To be done: Leave out the pictures and transcribe everything else exactly.

Stored items from a collection:
------------------------

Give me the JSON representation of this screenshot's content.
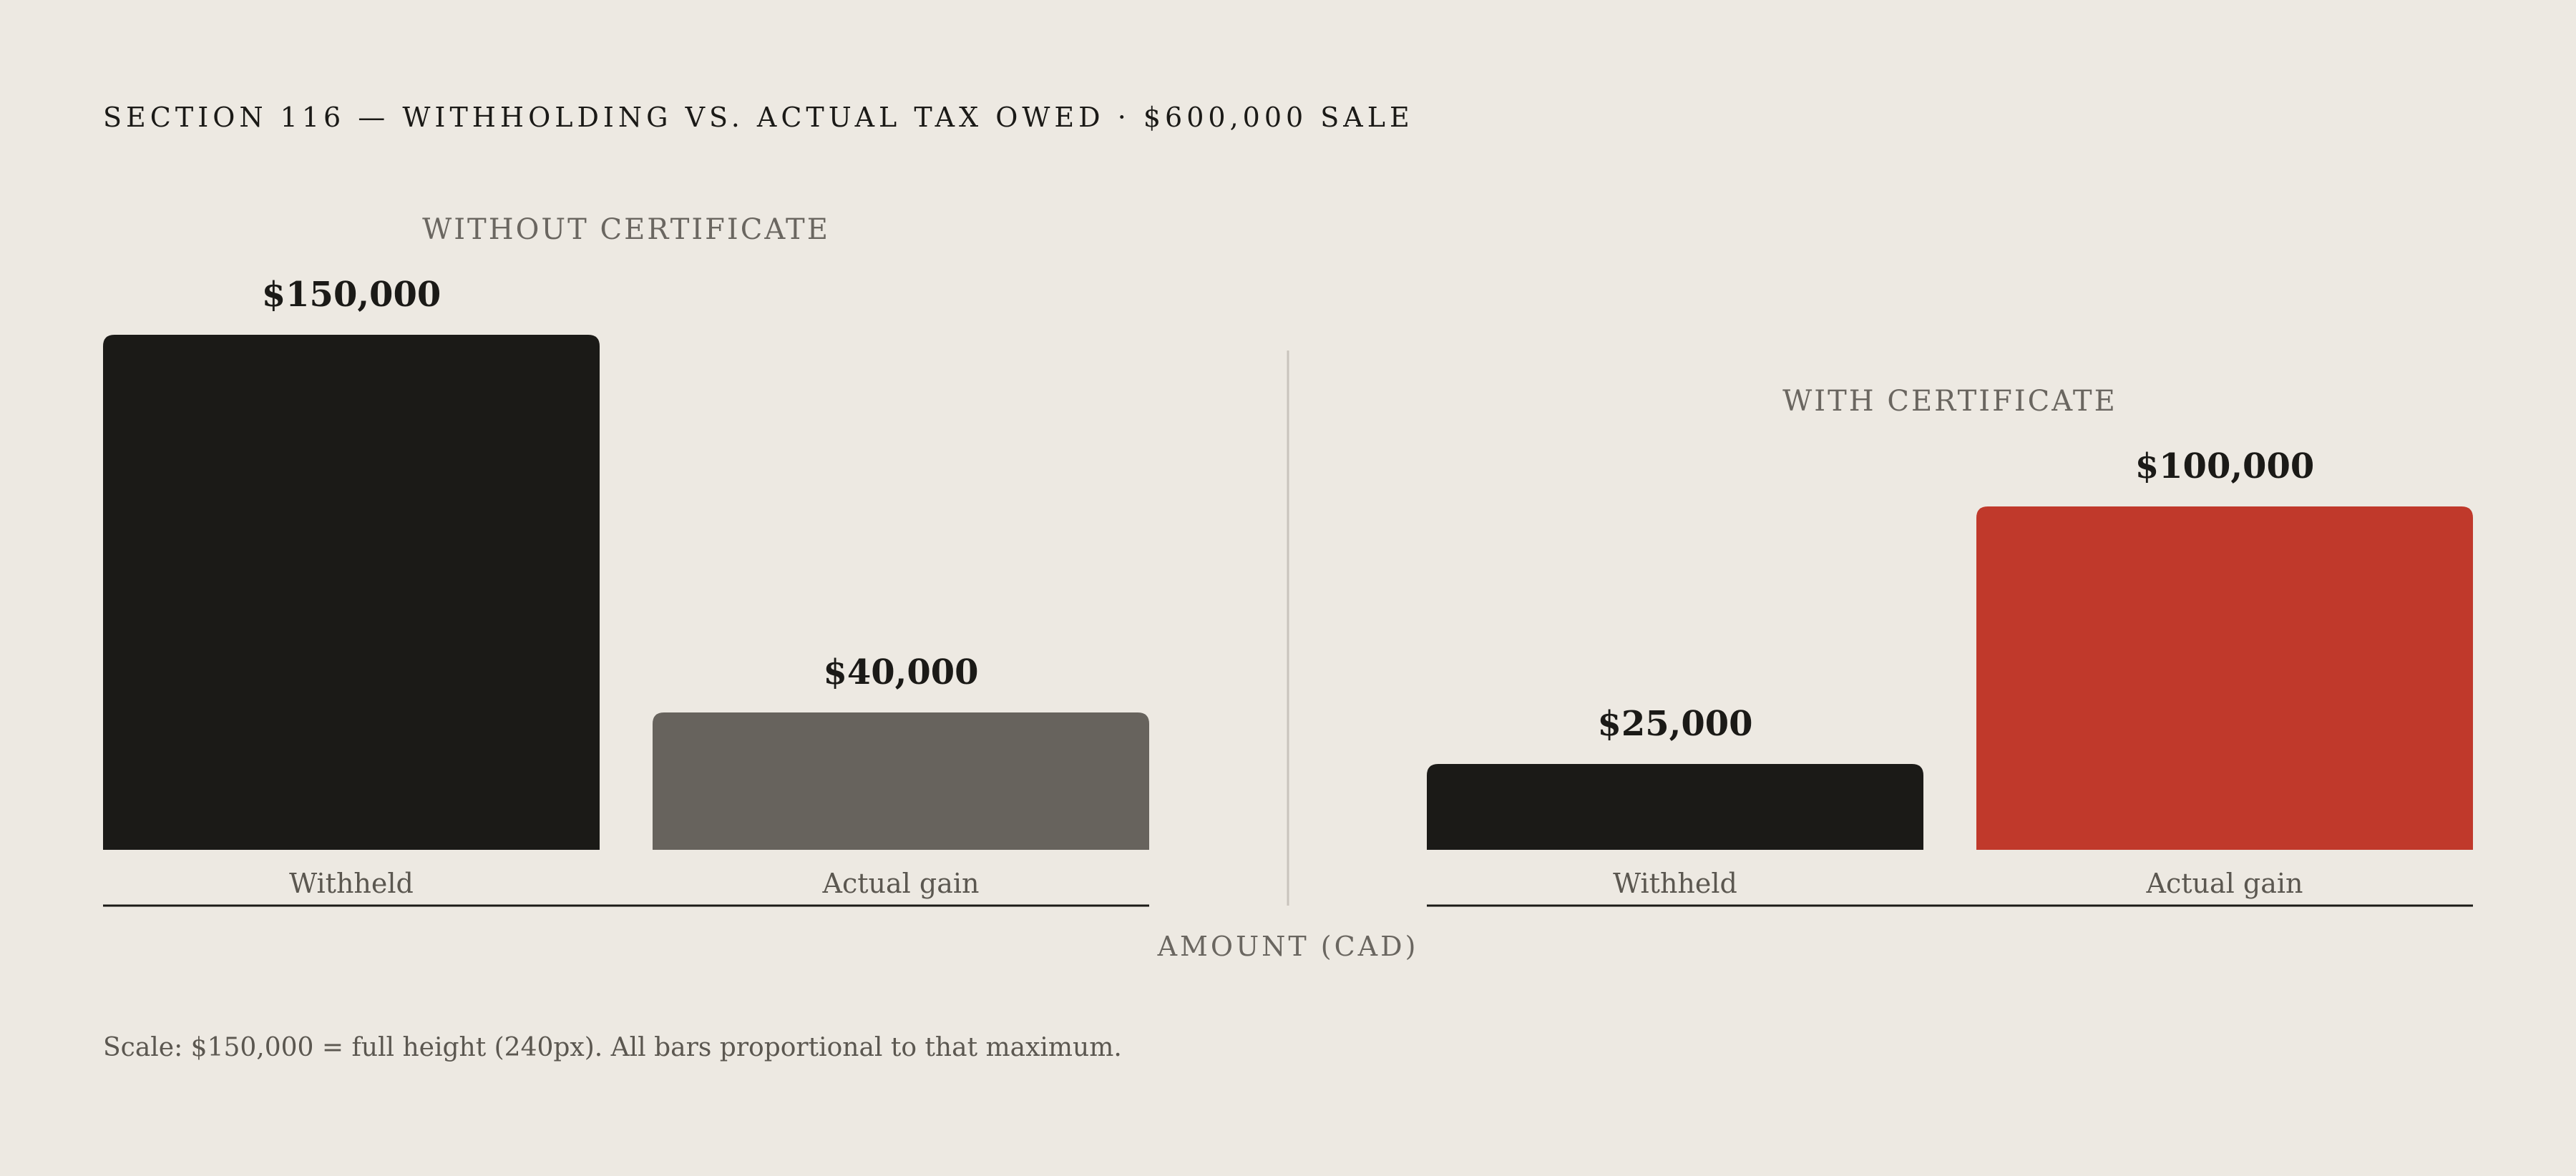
{
  "chart_title": "SECTION 116 — WITHHOLDING VS. ACTUAL TAX OWED · $600,000 SALE",
  "footnote": "Scale: $150,000 = full height (240px). All bars proportional to that maximum.",
  "chart_data": [
    {
      "type": "bar",
      "title": "WITHOUT CERTIFICATE",
      "categories": [
        "Withheld",
        "Actual gain"
      ],
      "values": [
        150000,
        40000
      ],
      "value_labels": [
        "$150,000",
        "$40,000"
      ],
      "colors": [
        "#1b1a17",
        "#67635d"
      ],
      "xlabel": "AMOUNT (CAD)",
      "ylim": [
        0,
        150000
      ],
      "grid": false
    },
    {
      "type": "bar",
      "title": "WITH CERTIFICATE",
      "categories": [
        "Withheld",
        "Actual gain"
      ],
      "values": [
        25000,
        100000
      ],
      "value_labels": [
        "$25,000",
        "$100,000"
      ],
      "colors": [
        "#1b1a17",
        "#c0392b"
      ],
      "xlabel": "AMOUNT (CAD)",
      "ylim": [
        0,
        150000
      ],
      "grid": false
    }
  ]
}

------------------------

Solution for this task:
Give me the JSON representation of this screenshot's content.
{
  "chart_title": "SECTION 116 — WITHHOLDING VS. ACTUAL TAX OWED · $600,000 SALE",
  "footnote": "Scale: $150,000 = full height (240px). All bars proportional to that maximum.",
  "chart_data": [
    {
      "type": "bar",
      "title": "WITHOUT CERTIFICATE",
      "categories": [
        "Withheld",
        "Actual gain"
      ],
      "values": [
        150000,
        40000
      ],
      "value_labels": [
        "$150,000",
        "$40,000"
      ],
      "colors": [
        "#1b1a17",
        "#67635d"
      ],
      "xlabel": "AMOUNT (CAD)",
      "ylim": [
        0,
        150000
      ],
      "grid": false
    },
    {
      "type": "bar",
      "title": "WITH CERTIFICATE",
      "categories": [
        "Withheld",
        "Actual gain"
      ],
      "values": [
        25000,
        100000
      ],
      "value_labels": [
        "$25,000",
        "$100,000"
      ],
      "colors": [
        "#1b1a17",
        "#c0392b"
      ],
      "xlabel": "AMOUNT (CAD)",
      "ylim": [
        0,
        150000
      ],
      "grid": false
    }
  ]
}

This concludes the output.